Return every line below in which "道路旅客运输和零担货物运输" appears.
-- Begin Data provided --
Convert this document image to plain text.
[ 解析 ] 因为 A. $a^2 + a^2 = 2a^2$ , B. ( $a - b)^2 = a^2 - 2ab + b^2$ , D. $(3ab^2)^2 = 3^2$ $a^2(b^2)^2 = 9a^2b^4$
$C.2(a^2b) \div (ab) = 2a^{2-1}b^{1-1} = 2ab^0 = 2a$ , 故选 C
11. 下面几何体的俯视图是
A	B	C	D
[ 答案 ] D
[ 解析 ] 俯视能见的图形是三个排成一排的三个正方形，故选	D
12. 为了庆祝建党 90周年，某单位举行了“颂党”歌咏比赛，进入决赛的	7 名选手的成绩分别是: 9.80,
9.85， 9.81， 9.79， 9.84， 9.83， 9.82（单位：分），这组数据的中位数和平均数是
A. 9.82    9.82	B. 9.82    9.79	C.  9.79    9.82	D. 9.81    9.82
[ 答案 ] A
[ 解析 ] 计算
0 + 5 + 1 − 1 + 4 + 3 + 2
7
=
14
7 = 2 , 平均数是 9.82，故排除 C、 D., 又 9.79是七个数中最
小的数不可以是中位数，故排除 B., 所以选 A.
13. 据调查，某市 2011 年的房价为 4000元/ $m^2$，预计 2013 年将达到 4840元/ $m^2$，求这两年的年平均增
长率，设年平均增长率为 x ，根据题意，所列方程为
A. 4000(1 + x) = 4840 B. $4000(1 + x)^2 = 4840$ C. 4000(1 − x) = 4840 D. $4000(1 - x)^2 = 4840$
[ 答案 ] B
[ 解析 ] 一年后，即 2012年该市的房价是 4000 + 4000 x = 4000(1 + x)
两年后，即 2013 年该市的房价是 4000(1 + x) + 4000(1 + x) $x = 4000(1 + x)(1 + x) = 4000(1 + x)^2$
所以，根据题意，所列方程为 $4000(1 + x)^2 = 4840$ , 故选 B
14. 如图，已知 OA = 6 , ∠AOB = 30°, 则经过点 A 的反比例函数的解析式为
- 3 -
-- End Data provided --
-- Begin Data provided --
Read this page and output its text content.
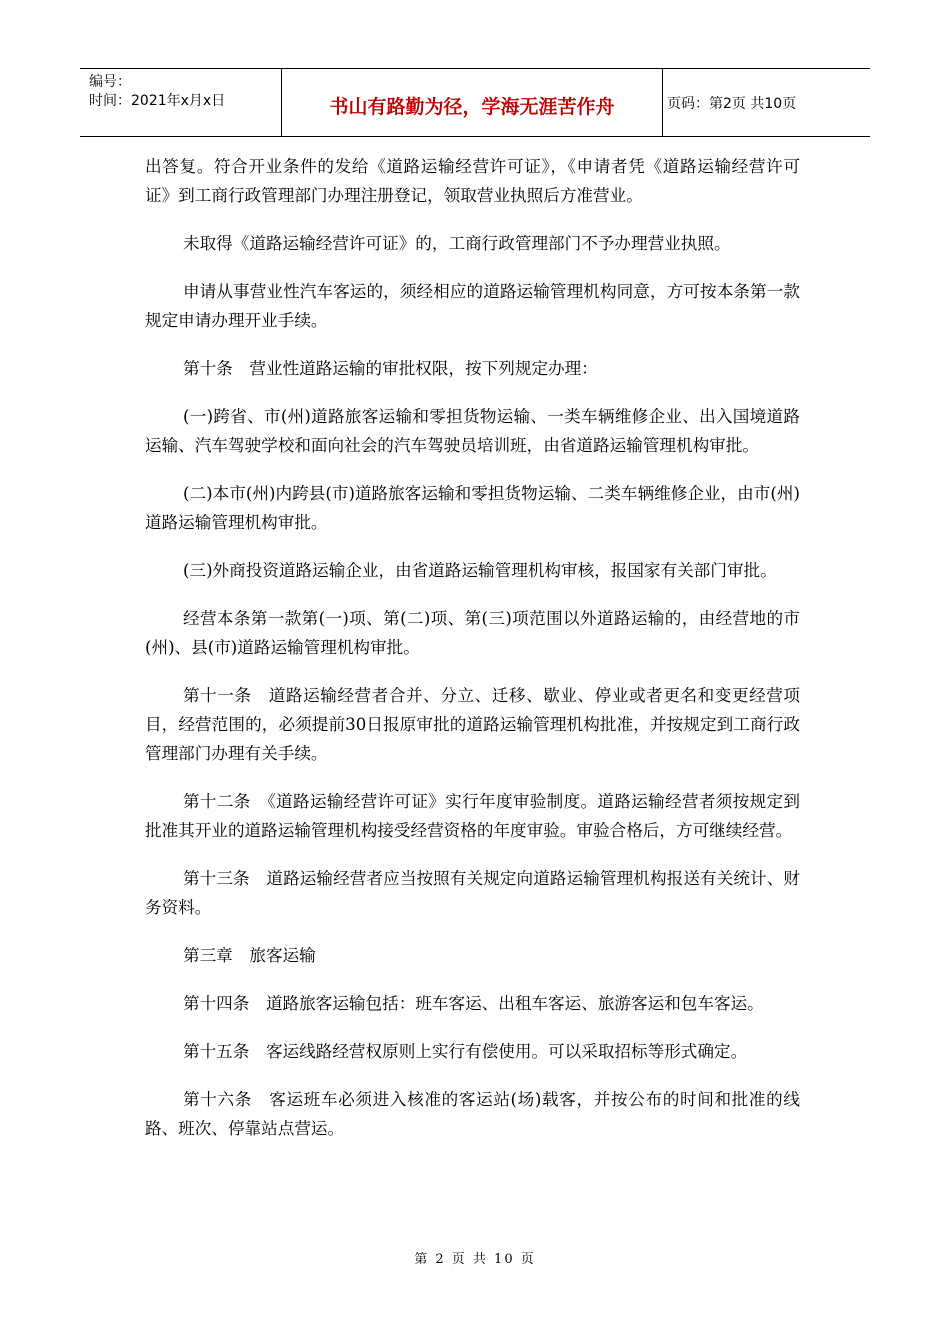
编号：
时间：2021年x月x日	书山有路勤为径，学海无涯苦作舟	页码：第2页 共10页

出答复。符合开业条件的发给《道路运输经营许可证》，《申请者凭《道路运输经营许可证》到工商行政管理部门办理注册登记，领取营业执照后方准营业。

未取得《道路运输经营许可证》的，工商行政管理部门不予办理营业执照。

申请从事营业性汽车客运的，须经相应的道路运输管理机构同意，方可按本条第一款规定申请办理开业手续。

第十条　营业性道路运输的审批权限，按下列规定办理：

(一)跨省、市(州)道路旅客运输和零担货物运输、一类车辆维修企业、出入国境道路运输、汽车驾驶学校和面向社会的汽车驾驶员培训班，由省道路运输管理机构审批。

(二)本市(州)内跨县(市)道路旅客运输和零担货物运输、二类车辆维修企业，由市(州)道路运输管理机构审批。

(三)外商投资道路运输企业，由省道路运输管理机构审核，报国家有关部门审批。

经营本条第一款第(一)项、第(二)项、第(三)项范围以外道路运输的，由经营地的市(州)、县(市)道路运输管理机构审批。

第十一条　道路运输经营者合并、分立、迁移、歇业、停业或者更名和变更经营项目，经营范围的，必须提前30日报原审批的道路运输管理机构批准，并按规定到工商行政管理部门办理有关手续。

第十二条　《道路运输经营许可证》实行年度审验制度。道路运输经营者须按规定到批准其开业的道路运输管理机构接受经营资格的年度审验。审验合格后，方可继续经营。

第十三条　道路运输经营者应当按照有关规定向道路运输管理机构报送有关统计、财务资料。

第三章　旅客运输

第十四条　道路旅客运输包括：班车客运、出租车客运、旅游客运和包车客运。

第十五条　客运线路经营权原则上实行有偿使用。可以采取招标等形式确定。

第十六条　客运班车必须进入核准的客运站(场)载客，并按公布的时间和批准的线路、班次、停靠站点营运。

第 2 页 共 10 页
-- End Data provided --
Answer to the task:
(一)跨省、市(州)道路旅客运输和零担货物运输、一类车辆维修企业、出入国境道路运输、汽车驾驶学校和面向社会的汽车驾驶员培训班，由省道路运输管理机构审批。
(二)本市(州)内跨县(市)道路旅客运输和零担货物运输、二类车辆维修企业，由市(州)道路运输管理机构审批。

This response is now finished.